■ **Problem**
Restate the records in their entirety, word for word.

-.-.-

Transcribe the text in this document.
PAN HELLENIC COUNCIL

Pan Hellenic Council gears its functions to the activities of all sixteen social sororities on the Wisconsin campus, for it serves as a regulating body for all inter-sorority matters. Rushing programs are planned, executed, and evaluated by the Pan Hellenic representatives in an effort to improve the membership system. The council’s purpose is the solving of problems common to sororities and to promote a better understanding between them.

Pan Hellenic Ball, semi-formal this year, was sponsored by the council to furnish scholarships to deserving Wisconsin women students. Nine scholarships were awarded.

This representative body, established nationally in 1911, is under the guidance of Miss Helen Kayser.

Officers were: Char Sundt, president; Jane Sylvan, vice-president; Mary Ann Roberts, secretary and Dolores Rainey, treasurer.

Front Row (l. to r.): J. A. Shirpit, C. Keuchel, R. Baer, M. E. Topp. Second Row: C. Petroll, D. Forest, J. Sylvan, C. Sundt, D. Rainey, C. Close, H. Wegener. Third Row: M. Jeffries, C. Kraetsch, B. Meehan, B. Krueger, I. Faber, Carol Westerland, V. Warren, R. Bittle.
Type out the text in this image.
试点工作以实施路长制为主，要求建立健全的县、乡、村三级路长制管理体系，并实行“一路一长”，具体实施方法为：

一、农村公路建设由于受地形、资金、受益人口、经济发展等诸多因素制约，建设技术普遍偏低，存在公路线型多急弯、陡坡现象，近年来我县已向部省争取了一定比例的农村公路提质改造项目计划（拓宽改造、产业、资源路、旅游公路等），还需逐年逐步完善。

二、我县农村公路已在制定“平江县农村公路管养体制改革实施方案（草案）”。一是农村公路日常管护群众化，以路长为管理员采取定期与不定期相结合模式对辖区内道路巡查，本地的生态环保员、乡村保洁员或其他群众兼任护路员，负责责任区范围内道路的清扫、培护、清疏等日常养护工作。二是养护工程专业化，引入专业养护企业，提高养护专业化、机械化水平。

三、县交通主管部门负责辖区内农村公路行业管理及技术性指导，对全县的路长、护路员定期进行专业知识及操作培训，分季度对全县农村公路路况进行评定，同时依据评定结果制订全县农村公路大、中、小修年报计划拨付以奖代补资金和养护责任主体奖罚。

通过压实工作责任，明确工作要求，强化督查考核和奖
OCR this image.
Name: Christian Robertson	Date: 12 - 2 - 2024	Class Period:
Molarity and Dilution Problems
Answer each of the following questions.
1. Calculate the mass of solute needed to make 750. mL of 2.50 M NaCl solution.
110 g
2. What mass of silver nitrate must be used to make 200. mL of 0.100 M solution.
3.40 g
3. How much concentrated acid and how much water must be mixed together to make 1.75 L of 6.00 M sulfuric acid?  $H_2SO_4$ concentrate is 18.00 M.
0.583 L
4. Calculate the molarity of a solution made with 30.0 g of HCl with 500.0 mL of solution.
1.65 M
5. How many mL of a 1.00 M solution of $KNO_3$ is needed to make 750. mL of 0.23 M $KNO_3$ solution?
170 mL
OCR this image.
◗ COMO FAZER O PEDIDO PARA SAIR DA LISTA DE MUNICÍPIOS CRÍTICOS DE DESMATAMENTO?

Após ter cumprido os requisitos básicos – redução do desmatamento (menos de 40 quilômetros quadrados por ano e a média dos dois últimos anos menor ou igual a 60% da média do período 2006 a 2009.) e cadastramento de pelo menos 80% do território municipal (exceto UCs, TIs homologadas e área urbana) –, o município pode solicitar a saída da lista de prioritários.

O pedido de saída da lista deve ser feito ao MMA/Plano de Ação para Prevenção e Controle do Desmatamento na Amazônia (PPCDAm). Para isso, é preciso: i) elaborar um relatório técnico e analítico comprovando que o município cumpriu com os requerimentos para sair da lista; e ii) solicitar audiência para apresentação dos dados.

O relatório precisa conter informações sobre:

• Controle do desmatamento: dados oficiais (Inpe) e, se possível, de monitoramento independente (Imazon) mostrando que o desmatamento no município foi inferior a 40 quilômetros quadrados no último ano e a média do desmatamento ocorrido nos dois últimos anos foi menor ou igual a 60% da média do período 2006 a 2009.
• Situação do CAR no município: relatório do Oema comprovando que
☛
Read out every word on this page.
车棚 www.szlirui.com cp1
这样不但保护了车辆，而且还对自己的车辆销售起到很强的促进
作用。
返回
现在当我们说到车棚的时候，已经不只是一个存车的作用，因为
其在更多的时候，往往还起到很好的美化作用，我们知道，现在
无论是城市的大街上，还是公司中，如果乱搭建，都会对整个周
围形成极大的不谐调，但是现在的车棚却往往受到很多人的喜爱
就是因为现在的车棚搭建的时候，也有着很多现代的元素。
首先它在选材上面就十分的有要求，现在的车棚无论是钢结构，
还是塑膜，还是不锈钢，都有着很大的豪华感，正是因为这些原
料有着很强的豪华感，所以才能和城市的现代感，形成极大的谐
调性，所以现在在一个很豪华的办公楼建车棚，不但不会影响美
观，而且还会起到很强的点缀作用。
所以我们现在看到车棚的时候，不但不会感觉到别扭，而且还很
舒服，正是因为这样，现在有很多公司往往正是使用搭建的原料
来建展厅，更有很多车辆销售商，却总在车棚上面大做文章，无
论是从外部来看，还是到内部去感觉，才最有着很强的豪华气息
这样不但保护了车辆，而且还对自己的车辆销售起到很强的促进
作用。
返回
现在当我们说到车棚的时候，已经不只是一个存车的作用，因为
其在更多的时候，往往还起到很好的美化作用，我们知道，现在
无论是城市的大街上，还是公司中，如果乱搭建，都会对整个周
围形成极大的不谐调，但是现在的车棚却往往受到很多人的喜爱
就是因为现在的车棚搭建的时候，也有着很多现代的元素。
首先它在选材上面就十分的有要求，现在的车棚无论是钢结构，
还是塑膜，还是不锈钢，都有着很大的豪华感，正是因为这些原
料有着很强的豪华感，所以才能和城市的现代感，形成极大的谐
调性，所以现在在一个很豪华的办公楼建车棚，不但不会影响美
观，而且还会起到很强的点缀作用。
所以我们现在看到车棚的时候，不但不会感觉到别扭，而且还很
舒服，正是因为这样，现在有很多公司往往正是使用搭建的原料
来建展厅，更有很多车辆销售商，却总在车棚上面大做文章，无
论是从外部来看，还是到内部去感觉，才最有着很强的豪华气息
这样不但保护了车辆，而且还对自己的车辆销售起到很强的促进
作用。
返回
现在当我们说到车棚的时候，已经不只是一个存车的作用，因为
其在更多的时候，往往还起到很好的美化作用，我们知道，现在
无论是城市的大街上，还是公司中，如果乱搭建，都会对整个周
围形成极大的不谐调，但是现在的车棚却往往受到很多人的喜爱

-.-.-

■ **Task solution**
Transcribe the text in this document.
PAN HELLENIC COUNCIL

Pan Hellenic Council gears its functions to the activities of all sixteen social sororities on the Wisconsin campus, for it serves as a regulating body for all inter-sorority matters. Rushing programs are planned, executed, and evaluated by the Pan Hellenic representatives in an effort to improve the membership system. The council’s purpose is the solving of problems common to sororities and to promote a better understanding between them.

Pan Hellenic Ball, semi-formal this year, was sponsored by the council to furnish scholarships to deserving Wisconsin women students. Nine scholarships were awarded.

This representative body, established nationally in 1911, is under the guidance of Miss Helen Kayser.

Officers were: Char Sundt, president; Jane Sylvan, vice-president; Mary Ann Roberts, secretary and Dolores Rainey, treasurer.

Front Row (l. to r.): J. A. Shirpit, C. Keuchel, R. Baer, M. E. Topp. Second Row: C. Petroll, D. Forest, J. Sylvan, C. Sundt, D. Rainey, C. Close, H. Wegener. Third Row: M. Jeffries, C. Kraetsch, B. Meehan, B. Krueger, I. Faber, Carol Westerland, V. Warren, R. Bittle.
Type out the text in this image.
试点工作以实施路长制为主，要求建立健全的县、乡、村三级路长制管理体系，并实行“一路一长”，具体实施方法为：

一、农村公路建设由于受地形、资金、受益人口、经济发展等诸多因素制约，建设技术普遍偏低，存在公路线型多急弯、陡坡现象，近年来我县已向部省争取了一定比例的农村公路提质改造项目计划（拓宽改造、产业、资源路、旅游公路等），还需逐年逐步完善。

二、我县农村公路已在制定“平江县农村公路管养体制改革实施方案（草案）”。一是农村公路日常管护群众化，以路长为管理员采取定期与不定期相结合模式对辖区内道路巡查，本地的生态环保员、乡村保洁员或其他群众兼任护路员，负责责任区范围内道路的清扫、培护、清疏等日常养护工作。二是养护工程专业化，引入专业养护企业，提高养护专业化、机械化水平。

三、县交通主管部门负责辖区内农村公路行业管理及技术性指导，对全县的路长、护路员定期进行专业知识及操作培训，分季度对全县农村公路路况进行评定，同时依据评定结果制订全县农村公路大、中、小修年报计划拨付以奖代补资金和养护责任主体奖罚。

通过压实工作责任，明确工作要求，强化督查考核和奖
OCR this image.
Name: Christian Robertson	Date: 12 - 2 - 2024	Class Period:
Molarity and Dilution Problems
Answer each of the following questions.
1. Calculate the mass of solute needed to make 750. mL of 2.50 M NaCl solution.
110 g
2. What mass of silver nitrate must be used to make 200. mL of 0.100 M solution.
3.40 g
3. How much concentrated acid and how much water must be mixed together to make 1.75 L of 6.00 M sulfuric acid?  $H_2SO_4$ concentrate is 18.00 M.
0.583 L
4. Calculate the molarity of a solution made with 30.0 g of HCl with 500.0 mL of solution.
1.65 M
5. How many mL of a 1.00 M solution of $KNO_3$ is needed to make 750. mL of 0.23 M $KNO_3$ solution?
170 mL
OCR this image.
◗ COMO FAZER O PEDIDO PARA SAIR DA LISTA DE MUNICÍPIOS CRÍTICOS DE DESMATAMENTO?

Após ter cumprido os requisitos básicos – redução do desmatamento (menos de 40 quilômetros quadrados por ano e a média dos dois últimos anos menor ou igual a 60% da média do período 2006 a 2009.) e cadastramento de pelo menos 80% do território municipal (exceto UCs, TIs homologadas e área urbana) –, o município pode solicitar a saída da lista de prioritários.

O pedido de saída da lista deve ser feito ao MMA/Plano de Ação para Prevenção e Controle do Desmatamento na Amazônia (PPCDAm). Para isso, é preciso: i) elaborar um relatório técnico e analítico comprovando que o município cumpriu com os requerimentos para sair da lista; e ii) solicitar audiência para apresentação dos dados.

O relatório precisa conter informações sobre:

• Controle do desmatamento: dados oficiais (Inpe) e, se possível, de monitoramento independente (Imazon) mostrando que o desmatamento no município foi inferior a 40 quilômetros quadrados no último ano e a média do desmatamento ocorrido nos dois últimos anos foi menor ou igual a 60% da média do período 2006 a 2009.
• Situação do CAR no município: relatório do Oema comprovando que
☛
Read out every word on this page.
车棚 www.szlirui.com cp1
这样不但保护了车辆，而且还对自己的车辆销售起到很强的促进
作用。
返回
现在当我们说到车棚的时候，已经不只是一个存车的作用，因为
其在更多的时候，往往还起到很好的美化作用，我们知道，现在
无论是城市的大街上，还是公司中，如果乱搭建，都会对整个周
围形成极大的不谐调，但是现在的车棚却往往受到很多人的喜爱
就是因为现在的车棚搭建的时候，也有着很多现代的元素。
首先它在选材上面就十分的有要求，现在的车棚无论是钢结构，
还是塑膜，还是不锈钢，都有着很大的豪华感，正是因为这些原
料有着很强的豪华感，所以才能和城市的现代感，形成极大的谐
调性，所以现在在一个很豪华的办公楼建车棚，不但不会影响美
观，而且还会起到很强的点缀作用。
所以我们现在看到车棚的时候，不但不会感觉到别扭，而且还很
舒服，正是因为这样，现在有很多公司往往正是使用搭建的原料
来建展厅，更有很多车辆销售商，却总在车棚上面大做文章，无
论是从外部来看，还是到内部去感觉，才最有着很强的豪华气息
这样不但保护了车辆，而且还对自己的车辆销售起到很强的促进
作用。
返回
现在当我们说到车棚的时候，已经不只是一个存车的作用，因为
其在更多的时候，往往还起到很好的美化作用，我们知道，现在
无论是城市的大街上，还是公司中，如果乱搭建，都会对整个周
围形成极大的不谐调，但是现在的车棚却往往受到很多人的喜爱
就是因为现在的车棚搭建的时候，也有着很多现代的元素。
首先它在选材上面就十分的有要求，现在的车棚无论是钢结构，
还是塑膜，还是不锈钢，都有着很大的豪华感，正是因为这些原
料有着很强的豪华感，所以才能和城市的现代感，形成极大的谐
调性，所以现在在一个很豪华的办公楼建车棚，不但不会影响美
观，而且还会起到很强的点缀作用。
所以我们现在看到车棚的时候，不但不会感觉到别扭，而且还很
舒服，正是因为这样，现在有很多公司往往正是使用搭建的原料
来建展厅，更有很多车辆销售商，却总在车棚上面大做文章，无
论是从外部来看，还是到内部去感觉，才最有着很强的豪华气息
这样不但保护了车辆，而且还对自己的车辆销售起到很强的促进
作用。
返回
现在当我们说到车棚的时候，已经不只是一个存车的作用，因为
其在更多的时候，往往还起到很好的美化作用，我们知道，现在
无论是城市的大街上，还是公司中，如果乱搭建，都会对整个周
围形成极大的不谐调，但是现在的车棚却往往受到很多人的喜爱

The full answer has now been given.